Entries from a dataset
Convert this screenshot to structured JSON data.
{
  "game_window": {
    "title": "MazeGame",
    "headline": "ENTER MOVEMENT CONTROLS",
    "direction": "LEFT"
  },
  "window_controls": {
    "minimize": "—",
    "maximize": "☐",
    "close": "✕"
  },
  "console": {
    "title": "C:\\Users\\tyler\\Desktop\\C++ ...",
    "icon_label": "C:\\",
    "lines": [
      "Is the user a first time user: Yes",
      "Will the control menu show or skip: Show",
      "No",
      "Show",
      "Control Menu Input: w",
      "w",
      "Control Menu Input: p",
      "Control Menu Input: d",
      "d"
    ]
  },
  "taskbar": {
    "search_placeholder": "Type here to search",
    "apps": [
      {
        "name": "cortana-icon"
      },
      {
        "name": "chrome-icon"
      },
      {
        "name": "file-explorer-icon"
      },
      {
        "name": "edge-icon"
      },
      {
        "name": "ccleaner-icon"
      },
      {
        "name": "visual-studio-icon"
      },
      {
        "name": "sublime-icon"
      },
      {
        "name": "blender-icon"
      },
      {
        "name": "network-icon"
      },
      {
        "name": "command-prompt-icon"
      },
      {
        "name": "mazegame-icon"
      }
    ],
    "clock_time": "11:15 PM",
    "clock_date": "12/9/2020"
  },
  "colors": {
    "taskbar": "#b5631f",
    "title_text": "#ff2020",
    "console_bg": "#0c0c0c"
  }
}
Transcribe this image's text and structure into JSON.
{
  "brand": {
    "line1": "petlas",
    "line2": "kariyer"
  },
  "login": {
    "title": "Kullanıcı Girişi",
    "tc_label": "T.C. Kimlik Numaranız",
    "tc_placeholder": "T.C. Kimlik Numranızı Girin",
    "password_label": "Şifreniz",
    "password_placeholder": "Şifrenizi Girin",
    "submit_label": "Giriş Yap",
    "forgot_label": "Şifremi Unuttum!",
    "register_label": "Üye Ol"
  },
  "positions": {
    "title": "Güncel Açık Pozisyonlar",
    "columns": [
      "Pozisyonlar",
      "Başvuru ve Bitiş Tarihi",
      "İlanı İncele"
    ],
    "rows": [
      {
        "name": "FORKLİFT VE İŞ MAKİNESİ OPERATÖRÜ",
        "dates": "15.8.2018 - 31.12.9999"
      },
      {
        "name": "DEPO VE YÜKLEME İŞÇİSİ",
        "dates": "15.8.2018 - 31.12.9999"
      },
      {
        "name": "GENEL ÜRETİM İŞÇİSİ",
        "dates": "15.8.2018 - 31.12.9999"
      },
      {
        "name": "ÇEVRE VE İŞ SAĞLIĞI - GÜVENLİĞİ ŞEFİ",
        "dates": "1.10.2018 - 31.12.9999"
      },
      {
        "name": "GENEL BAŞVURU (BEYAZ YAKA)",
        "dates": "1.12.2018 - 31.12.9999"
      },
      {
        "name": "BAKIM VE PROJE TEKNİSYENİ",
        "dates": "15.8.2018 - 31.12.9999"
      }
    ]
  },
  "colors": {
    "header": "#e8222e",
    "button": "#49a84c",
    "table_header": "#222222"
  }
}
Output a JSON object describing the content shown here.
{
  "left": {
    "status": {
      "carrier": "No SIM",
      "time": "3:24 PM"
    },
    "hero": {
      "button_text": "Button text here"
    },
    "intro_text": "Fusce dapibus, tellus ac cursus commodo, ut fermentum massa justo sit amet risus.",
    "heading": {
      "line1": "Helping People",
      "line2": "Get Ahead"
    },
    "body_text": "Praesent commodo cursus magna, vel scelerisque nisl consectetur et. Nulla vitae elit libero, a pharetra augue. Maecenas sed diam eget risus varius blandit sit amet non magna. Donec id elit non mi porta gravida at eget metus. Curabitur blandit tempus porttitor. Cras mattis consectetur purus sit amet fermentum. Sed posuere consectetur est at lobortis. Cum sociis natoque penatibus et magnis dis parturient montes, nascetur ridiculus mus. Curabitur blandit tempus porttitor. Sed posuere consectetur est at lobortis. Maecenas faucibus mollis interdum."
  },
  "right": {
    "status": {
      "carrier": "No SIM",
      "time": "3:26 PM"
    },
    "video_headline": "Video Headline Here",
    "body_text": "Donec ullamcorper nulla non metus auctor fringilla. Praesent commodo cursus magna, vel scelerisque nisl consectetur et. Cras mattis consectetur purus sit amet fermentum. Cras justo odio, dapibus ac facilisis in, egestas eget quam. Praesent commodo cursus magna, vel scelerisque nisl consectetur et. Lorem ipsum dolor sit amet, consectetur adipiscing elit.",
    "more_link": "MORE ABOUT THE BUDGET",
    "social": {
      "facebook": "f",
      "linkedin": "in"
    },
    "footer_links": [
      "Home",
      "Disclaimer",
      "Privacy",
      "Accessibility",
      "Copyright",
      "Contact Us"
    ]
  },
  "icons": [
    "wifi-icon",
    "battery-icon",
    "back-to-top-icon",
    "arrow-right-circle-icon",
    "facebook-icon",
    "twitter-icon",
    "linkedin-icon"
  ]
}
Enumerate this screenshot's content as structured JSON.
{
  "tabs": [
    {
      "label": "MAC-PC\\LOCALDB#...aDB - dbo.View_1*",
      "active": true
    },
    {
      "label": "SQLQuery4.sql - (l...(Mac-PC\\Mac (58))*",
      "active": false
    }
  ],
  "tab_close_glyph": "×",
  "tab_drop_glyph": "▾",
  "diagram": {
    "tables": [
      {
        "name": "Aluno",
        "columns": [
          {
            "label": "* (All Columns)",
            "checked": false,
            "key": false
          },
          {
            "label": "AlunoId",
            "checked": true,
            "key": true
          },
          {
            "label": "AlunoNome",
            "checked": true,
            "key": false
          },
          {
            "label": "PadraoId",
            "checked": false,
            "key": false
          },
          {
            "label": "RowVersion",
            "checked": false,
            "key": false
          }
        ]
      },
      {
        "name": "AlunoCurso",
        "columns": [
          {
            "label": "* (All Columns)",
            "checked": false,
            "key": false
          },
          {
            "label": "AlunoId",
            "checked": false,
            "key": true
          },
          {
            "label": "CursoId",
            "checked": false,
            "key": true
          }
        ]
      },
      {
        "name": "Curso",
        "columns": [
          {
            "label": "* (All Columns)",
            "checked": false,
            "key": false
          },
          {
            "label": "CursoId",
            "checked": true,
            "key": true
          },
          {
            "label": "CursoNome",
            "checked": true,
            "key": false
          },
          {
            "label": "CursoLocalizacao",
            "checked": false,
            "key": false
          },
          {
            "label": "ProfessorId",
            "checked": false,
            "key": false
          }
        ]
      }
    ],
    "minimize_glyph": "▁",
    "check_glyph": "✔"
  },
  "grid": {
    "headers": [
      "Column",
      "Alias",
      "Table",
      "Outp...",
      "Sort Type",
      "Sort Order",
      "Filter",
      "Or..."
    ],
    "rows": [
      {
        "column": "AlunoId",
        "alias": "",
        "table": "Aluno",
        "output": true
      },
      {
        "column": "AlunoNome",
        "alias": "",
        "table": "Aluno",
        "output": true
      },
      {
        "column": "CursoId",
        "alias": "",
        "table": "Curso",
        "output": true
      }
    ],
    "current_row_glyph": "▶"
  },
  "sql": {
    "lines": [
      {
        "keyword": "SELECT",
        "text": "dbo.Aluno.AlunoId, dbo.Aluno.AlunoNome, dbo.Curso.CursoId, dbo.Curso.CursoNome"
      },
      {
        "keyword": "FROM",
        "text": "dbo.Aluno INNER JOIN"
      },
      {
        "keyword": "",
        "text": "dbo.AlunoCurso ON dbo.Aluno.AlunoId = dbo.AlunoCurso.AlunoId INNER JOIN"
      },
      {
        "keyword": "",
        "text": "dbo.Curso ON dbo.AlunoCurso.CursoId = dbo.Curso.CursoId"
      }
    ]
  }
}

Exercise brief
Copy all the lines, exactly.

Solved problem
Convert this screenshot to structured JSON data.
{
  "game_window": {
    "title": "MazeGame",
    "headline": "ENTER MOVEMENT CONTROLS",
    "direction": "LEFT"
  },
  "window_controls": {
    "minimize": "—",
    "maximize": "☐",
    "close": "✕"
  },
  "console": {
    "title": "C:\\Users\\tyler\\Desktop\\C++ ...",
    "icon_label": "C:\\",
    "lines": [
      "Is the user a first time user: Yes",
      "Will the control menu show or skip: Show",
      "No",
      "Show",
      "Control Menu Input: w",
      "w",
      "Control Menu Input: p",
      "Control Menu Input: d",
      "d"
    ]
  },
  "taskbar": {
    "search_placeholder": "Type here to search",
    "apps": [
      {
        "name": "cortana-icon"
      },
      {
        "name": "chrome-icon"
      },
      {
        "name": "file-explorer-icon"
      },
      {
        "name": "edge-icon"
      },
      {
        "name": "ccleaner-icon"
      },
      {
        "name": "visual-studio-icon"
      },
      {
        "name": "sublime-icon"
      },
      {
        "name": "blender-icon"
      },
      {
        "name": "network-icon"
      },
      {
        "name": "command-prompt-icon"
      },
      {
        "name": "mazegame-icon"
      }
    ],
    "clock_time": "11:15 PM",
    "clock_date": "12/9/2020"
  },
  "colors": {
    "taskbar": "#b5631f",
    "title_text": "#ff2020",
    "console_bg": "#0c0c0c"
  }
}
Transcribe this image's text and structure into JSON.
{
  "brand": {
    "line1": "petlas",
    "line2": "kariyer"
  },
  "login": {
    "title": "Kullanıcı Girişi",
    "tc_label": "T.C. Kimlik Numaranız",
    "tc_placeholder": "T.C. Kimlik Numranızı Girin",
    "password_label": "Şifreniz",
    "password_placeholder": "Şifrenizi Girin",
    "submit_label": "Giriş Yap",
    "forgot_label": "Şifremi Unuttum!",
    "register_label": "Üye Ol"
  },
  "positions": {
    "title": "Güncel Açık Pozisyonlar",
    "columns": [
      "Pozisyonlar",
      "Başvuru ve Bitiş Tarihi",
      "İlanı İncele"
    ],
    "rows": [
      {
        "name": "FORKLİFT VE İŞ MAKİNESİ OPERATÖRÜ",
        "dates": "15.8.2018 - 31.12.9999"
      },
      {
        "name": "DEPO VE YÜKLEME İŞÇİSİ",
        "dates": "15.8.2018 - 31.12.9999"
      },
      {
        "name": "GENEL ÜRETİM İŞÇİSİ",
        "dates": "15.8.2018 - 31.12.9999"
      },
      {
        "name": "ÇEVRE VE İŞ SAĞLIĞI - GÜVENLİĞİ ŞEFİ",
        "dates": "1.10.2018 - 31.12.9999"
      },
      {
        "name": "GENEL BAŞVURU (BEYAZ YAKA)",
        "dates": "1.12.2018 - 31.12.9999"
      },
      {
        "name": "BAKIM VE PROJE TEKNİSYENİ",
        "dates": "15.8.2018 - 31.12.9999"
      }
    ]
  },
  "colors": {
    "header": "#e8222e",
    "button": "#49a84c",
    "table_header": "#222222"
  }
}
Output a JSON object describing the content shown here.
{
  "left": {
    "status": {
      "carrier": "No SIM",
      "time": "3:24 PM"
    },
    "hero": {
      "button_text": "Button text here"
    },
    "intro_text": "Fusce dapibus, tellus ac cursus commodo, ut fermentum massa justo sit amet risus.",
    "heading": {
      "line1": "Helping People",
      "line2": "Get Ahead"
    },
    "body_text": "Praesent commodo cursus magna, vel scelerisque nisl consectetur et. Nulla vitae elit libero, a pharetra augue. Maecenas sed diam eget risus varius blandit sit amet non magna. Donec id elit non mi porta gravida at eget metus. Curabitur blandit tempus porttitor. Cras mattis consectetur purus sit amet fermentum. Sed posuere consectetur est at lobortis. Cum sociis natoque penatibus et magnis dis parturient montes, nascetur ridiculus mus. Curabitur blandit tempus porttitor. Sed posuere consectetur est at lobortis. Maecenas faucibus mollis interdum."
  },
  "right": {
    "status": {
      "carrier": "No SIM",
      "time": "3:26 PM"
    },
    "video_headline": "Video Headline Here",
    "body_text": "Donec ullamcorper nulla non metus auctor fringilla. Praesent commodo cursus magna, vel scelerisque nisl consectetur et. Cras mattis consectetur purus sit amet fermentum. Cras justo odio, dapibus ac facilisis in, egestas eget quam. Praesent commodo cursus magna, vel scelerisque nisl consectetur et. Lorem ipsum dolor sit amet, consectetur adipiscing elit.",
    "more_link": "MORE ABOUT THE BUDGET",
    "social": {
      "facebook": "f",
      "linkedin": "in"
    },
    "footer_links": [
      "Home",
      "Disclaimer",
      "Privacy",
      "Accessibility",
      "Copyright",
      "Contact Us"
    ]
  },
  "icons": [
    "wifi-icon",
    "battery-icon",
    "back-to-top-icon",
    "arrow-right-circle-icon",
    "facebook-icon",
    "twitter-icon",
    "linkedin-icon"
  ]
}
Enumerate this screenshot's content as structured JSON.
{
  "tabs": [
    {
      "label": "MAC-PC\\LOCALDB#...aDB - dbo.View_1*",
      "active": true
    },
    {
      "label": "SQLQuery4.sql - (l...(Mac-PC\\Mac (58))*",
      "active": false
    }
  ],
  "tab_close_glyph": "×",
  "tab_drop_glyph": "▾",
  "diagram": {
    "tables": [
      {
        "name": "Aluno",
        "columns": [
          {
            "label": "* (All Columns)",
            "checked": false,
            "key": false
          },
          {
            "label": "AlunoId",
            "checked": true,
            "key": true
          },
          {
            "label": "AlunoNome",
            "checked": true,
            "key": false
          },
          {
            "label": "PadraoId",
            "checked": false,
            "key": false
          },
          {
            "label": "RowVersion",
            "checked": false,
            "key": false
          }
        ]
      },
      {
        "name": "AlunoCurso",
        "columns": [
          {
            "label": "* (All Columns)",
            "checked": false,
            "key": false
          },
          {
            "label": "AlunoId",
            "checked": false,
            "key": true
          },
          {
            "label": "CursoId",
            "checked": false,
            "key": true
          }
        ]
      },
      {
        "name": "Curso",
        "columns": [
          {
            "label": "* (All Columns)",
            "checked": false,
            "key": false
          },
          {
            "label": "CursoId",
            "checked": true,
            "key": true
          },
          {
            "label": "CursoNome",
            "checked": true,
            "key": false
          },
          {
            "label": "CursoLocalizacao",
            "checked": false,
            "key": false
          },
          {
            "label": "ProfessorId",
            "checked": false,
            "key": false
          }
        ]
      }
    ],
    "minimize_glyph": "▁",
    "check_glyph": "✔"
  },
  "grid": {
    "headers": [
      "Column",
      "Alias",
      "Table",
      "Outp...",
      "Sort Type",
      "Sort Order",
      "Filter",
      "Or..."
    ],
    "rows": [
      {
        "column": "AlunoId",
        "alias": "",
        "table": "Aluno",
        "output": true
      },
      {
        "column": "AlunoNome",
        "alias": "",
        "table": "Aluno",
        "output": true
      },
      {
        "column": "CursoId",
        "alias": "",
        "table": "Curso",
        "output": true
      }
    ],
    "current_row_glyph": "▶"
  },
  "sql": {
    "lines": [
      {
        "keyword": "SELECT",
        "text": "dbo.Aluno.AlunoId, dbo.Aluno.AlunoNome, dbo.Curso.CursoId, dbo.Curso.CursoNome"
      },
      {
        "keyword": "FROM",
        "text": "dbo.Aluno INNER JOIN"
      },
      {
        "keyword": "",
        "text": "dbo.AlunoCurso ON dbo.Aluno.AlunoId = dbo.AlunoCurso.AlunoId INNER JOIN"
      },
      {
        "keyword": "",
        "text": "dbo.Curso ON dbo.AlunoCurso.CursoId = dbo.Curso.CursoId"
      }
    ]
  }
}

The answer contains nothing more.